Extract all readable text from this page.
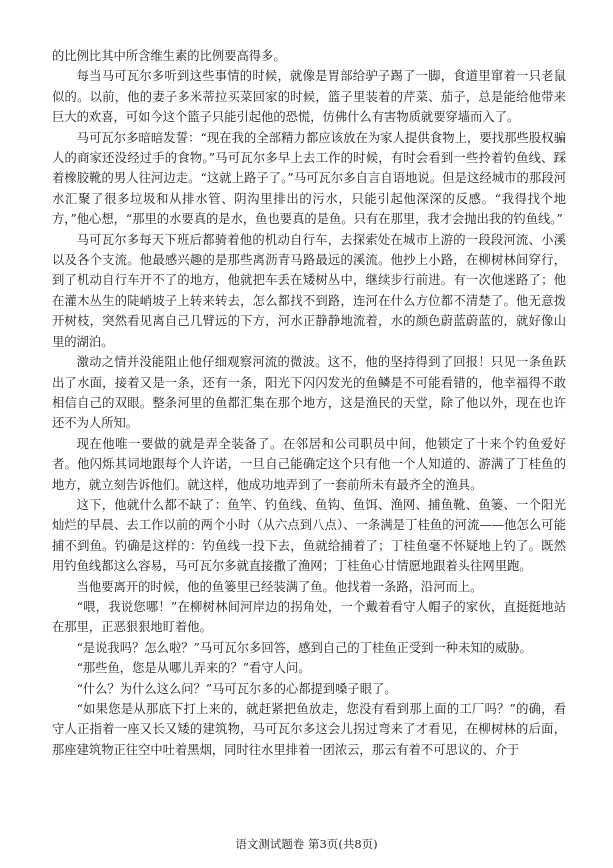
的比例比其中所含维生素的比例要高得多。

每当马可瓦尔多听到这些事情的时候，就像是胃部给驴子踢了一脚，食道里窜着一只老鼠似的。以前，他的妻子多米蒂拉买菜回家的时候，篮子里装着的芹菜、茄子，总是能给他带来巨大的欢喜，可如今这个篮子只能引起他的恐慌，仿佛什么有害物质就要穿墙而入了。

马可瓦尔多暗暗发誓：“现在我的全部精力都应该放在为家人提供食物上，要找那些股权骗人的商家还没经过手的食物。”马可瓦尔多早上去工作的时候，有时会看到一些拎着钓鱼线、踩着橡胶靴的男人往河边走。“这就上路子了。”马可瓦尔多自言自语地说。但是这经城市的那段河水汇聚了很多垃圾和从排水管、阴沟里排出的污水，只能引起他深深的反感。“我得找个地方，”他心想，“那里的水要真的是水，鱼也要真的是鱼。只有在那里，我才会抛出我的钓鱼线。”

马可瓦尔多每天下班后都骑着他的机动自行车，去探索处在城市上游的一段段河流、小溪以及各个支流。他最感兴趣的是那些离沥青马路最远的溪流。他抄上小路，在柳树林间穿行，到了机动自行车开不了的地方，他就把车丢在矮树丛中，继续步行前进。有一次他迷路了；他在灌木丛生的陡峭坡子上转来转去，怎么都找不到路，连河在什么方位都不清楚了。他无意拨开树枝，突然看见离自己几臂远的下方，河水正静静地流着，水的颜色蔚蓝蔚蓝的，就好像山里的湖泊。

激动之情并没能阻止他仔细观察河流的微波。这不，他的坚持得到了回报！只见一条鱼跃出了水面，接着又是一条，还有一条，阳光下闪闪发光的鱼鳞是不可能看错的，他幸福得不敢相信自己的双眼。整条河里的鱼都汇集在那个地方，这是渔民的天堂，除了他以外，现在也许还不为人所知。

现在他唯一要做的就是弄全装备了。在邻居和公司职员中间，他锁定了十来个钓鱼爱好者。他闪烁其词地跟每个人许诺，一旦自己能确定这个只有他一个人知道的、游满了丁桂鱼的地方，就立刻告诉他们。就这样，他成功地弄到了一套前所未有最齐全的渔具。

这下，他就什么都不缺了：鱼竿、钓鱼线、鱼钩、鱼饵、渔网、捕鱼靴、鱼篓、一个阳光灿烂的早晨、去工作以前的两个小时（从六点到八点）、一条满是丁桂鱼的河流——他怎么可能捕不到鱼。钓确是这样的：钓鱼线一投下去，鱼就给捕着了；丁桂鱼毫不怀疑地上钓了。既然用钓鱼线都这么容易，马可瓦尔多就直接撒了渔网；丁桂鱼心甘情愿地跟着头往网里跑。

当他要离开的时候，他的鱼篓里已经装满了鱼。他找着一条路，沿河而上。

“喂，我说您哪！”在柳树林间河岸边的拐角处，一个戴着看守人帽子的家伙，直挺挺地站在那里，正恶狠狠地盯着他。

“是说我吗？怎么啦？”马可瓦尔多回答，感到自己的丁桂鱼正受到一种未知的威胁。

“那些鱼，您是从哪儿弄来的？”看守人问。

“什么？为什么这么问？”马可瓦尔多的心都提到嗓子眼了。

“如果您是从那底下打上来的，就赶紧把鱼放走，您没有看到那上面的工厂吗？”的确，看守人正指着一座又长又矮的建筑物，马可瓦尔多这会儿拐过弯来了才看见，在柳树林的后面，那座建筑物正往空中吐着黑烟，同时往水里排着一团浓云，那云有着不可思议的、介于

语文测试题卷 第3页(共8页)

-.-.-

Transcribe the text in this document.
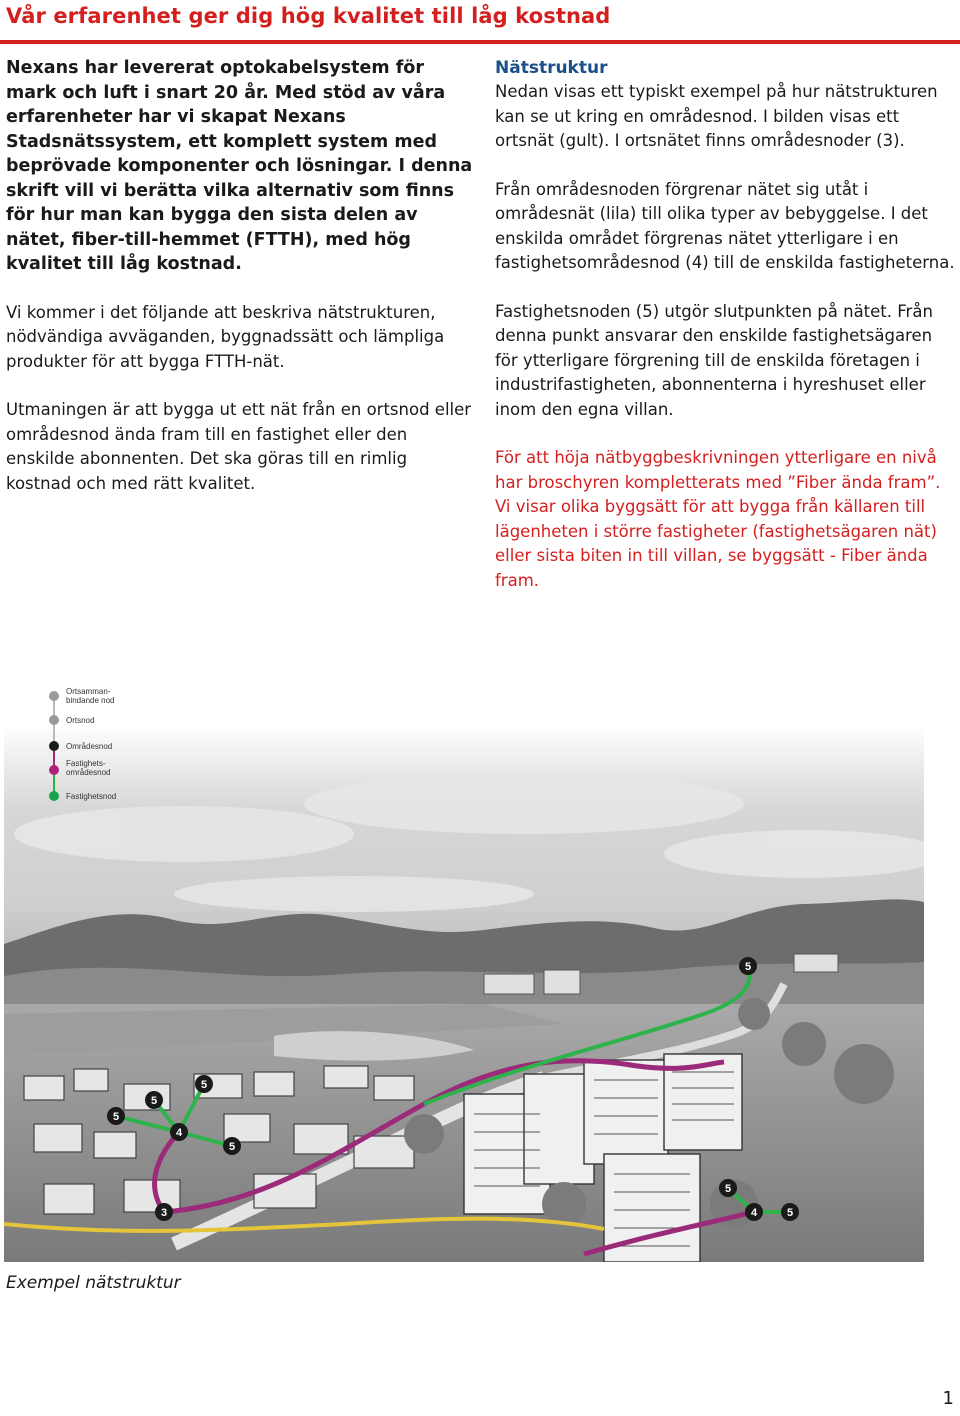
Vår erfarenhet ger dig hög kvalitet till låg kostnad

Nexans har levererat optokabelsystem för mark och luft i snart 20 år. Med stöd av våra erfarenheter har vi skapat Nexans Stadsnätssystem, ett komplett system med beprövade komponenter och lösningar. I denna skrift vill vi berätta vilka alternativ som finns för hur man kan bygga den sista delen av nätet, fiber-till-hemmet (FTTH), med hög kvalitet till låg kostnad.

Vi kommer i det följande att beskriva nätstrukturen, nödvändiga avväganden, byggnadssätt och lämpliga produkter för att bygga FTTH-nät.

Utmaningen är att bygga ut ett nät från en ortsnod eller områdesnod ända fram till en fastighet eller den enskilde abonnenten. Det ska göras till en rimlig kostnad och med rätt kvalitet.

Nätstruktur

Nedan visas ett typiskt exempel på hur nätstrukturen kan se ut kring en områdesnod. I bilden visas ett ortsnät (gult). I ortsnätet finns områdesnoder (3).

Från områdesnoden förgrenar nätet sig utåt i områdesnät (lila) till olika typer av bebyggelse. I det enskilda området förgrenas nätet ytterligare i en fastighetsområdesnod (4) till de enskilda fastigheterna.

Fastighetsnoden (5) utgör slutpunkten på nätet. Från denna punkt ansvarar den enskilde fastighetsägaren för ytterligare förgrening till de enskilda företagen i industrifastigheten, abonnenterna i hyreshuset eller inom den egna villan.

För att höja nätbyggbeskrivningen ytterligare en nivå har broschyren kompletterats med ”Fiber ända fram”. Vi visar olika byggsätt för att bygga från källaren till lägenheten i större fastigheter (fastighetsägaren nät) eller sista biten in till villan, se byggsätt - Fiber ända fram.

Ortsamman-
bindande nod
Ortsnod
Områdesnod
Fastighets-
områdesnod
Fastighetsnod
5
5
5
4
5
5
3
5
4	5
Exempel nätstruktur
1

-.-.-

Brief —
Scan the records above for the string "nätstrukturen", then select every line that holds it.

The completed task —
Vi kommer i det följande att beskriva nätstrukturen, nödvändiga avväganden, byggnadssätt och lämpliga produkter för att bygga FTTH-nät.
Nedan visas ett typiskt exempel på hur nätstrukturen kan se ut kring en områdesnod. I bilden visas ett ortsnät (gult). I ortsnätet finns områdesnoder (3).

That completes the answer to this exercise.